**Exercise requirements**
Extract the complete listing and repeat it word for word.

**Data for this task**

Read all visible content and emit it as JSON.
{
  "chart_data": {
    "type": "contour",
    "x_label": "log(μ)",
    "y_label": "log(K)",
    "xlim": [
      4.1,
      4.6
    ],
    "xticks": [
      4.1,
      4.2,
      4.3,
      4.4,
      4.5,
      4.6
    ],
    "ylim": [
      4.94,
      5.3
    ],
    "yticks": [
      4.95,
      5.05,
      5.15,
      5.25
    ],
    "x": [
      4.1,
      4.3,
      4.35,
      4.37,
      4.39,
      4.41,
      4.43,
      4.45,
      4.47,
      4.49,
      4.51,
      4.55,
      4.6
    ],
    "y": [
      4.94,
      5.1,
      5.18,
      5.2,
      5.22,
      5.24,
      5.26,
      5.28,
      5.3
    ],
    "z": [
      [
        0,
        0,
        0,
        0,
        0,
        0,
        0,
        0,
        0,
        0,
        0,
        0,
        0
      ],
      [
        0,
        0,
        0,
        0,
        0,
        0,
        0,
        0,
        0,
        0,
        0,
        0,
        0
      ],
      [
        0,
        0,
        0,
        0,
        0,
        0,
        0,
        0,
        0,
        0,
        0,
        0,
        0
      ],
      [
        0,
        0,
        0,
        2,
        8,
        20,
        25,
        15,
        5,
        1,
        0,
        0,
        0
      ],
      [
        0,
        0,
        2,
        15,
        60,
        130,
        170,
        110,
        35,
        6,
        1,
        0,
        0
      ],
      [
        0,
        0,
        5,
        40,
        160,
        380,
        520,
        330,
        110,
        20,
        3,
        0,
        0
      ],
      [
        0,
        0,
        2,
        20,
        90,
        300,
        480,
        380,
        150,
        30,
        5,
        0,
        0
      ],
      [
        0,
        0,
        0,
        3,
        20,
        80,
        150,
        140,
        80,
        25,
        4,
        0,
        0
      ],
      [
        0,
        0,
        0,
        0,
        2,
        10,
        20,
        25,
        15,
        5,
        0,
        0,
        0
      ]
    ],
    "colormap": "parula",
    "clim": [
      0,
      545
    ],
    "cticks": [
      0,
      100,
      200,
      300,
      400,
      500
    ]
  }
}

**Correct output**
Read all visible content and emit it as JSON.
{
  "chart_data": {
    "type": "contour",
    "x_label": "log(μ)",
    "y_label": "log(K)",
    "xlim": [
      4.1,
      4.6
    ],
    "xticks": [
      4.1,
      4.2,
      4.3,
      4.4,
      4.5,
      4.6
    ],
    "ylim": [
      4.94,
      5.3
    ],
    "yticks": [
      4.95,
      5.05,
      5.15,
      5.25
    ],
    "x": [
      4.1,
      4.3,
      4.35,
      4.37,
      4.39,
      4.41,
      4.43,
      4.45,
      4.47,
      4.49,
      4.51,
      4.55,
      4.6
    ],
    "y": [
      4.94,
      5.1,
      5.18,
      5.2,
      5.22,
      5.24,
      5.26,
      5.28,
      5.3
    ],
    "z": [
      [
        0,
        0,
        0,
        0,
        0,
        0,
        0,
        0,
        0,
        0,
        0,
        0,
        0
      ],
      [
        0,
        0,
        0,
        0,
        0,
        0,
        0,
        0,
        0,
        0,
        0,
        0,
        0
      ],
      [
        0,
        0,
        0,
        0,
        0,
        0,
        0,
        0,
        0,
        0,
        0,
        0,
        0
      ],
      [
        0,
        0,
        0,
        2,
        8,
        20,
        25,
        15,
        5,
        1,
        0,
        0,
        0
      ],
      [
        0,
        0,
        2,
        15,
        60,
        130,
        170,
        110,
        35,
        6,
        1,
        0,
        0
      ],
      [
        0,
        0,
        5,
        40,
        160,
        380,
        520,
        330,
        110,
        20,
        3,
        0,
        0
      ],
      [
        0,
        0,
        2,
        20,
        90,
        300,
        480,
        380,
        150,
        30,
        5,
        0,
        0
      ],
      [
        0,
        0,
        0,
        3,
        20,
        80,
        150,
        140,
        80,
        25,
        4,
        0,
        0
      ],
      [
        0,
        0,
        0,
        0,
        2,
        10,
        20,
        25,
        15,
        5,
        0,
        0,
        0
      ]
    ],
    "colormap": "parula",
    "clim": [
      0,
      545
    ],
    "cticks": [
      0,
      100,
      200,
      300,
      400,
      500
    ]
  }
}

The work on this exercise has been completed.